(Data entries)

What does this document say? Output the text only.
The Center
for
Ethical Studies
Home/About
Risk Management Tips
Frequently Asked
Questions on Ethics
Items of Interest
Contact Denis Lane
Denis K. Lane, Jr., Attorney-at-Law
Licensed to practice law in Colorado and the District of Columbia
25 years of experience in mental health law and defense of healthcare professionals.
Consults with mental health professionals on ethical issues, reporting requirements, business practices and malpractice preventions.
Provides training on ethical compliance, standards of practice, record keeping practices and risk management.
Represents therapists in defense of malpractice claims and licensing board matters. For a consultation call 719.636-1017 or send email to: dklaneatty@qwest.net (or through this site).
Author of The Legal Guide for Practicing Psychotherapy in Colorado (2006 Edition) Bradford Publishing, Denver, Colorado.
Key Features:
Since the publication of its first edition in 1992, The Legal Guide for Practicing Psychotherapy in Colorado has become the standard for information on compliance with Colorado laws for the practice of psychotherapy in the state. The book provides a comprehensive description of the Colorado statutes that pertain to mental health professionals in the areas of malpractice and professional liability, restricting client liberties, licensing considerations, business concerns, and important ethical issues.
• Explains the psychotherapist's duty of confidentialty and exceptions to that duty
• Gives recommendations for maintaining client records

▶ [STATED EXERCISE]
Say how many lines of the data hold the string "practices". Reply with the number alone.

▶ [EXERCISE SOLUTION]
2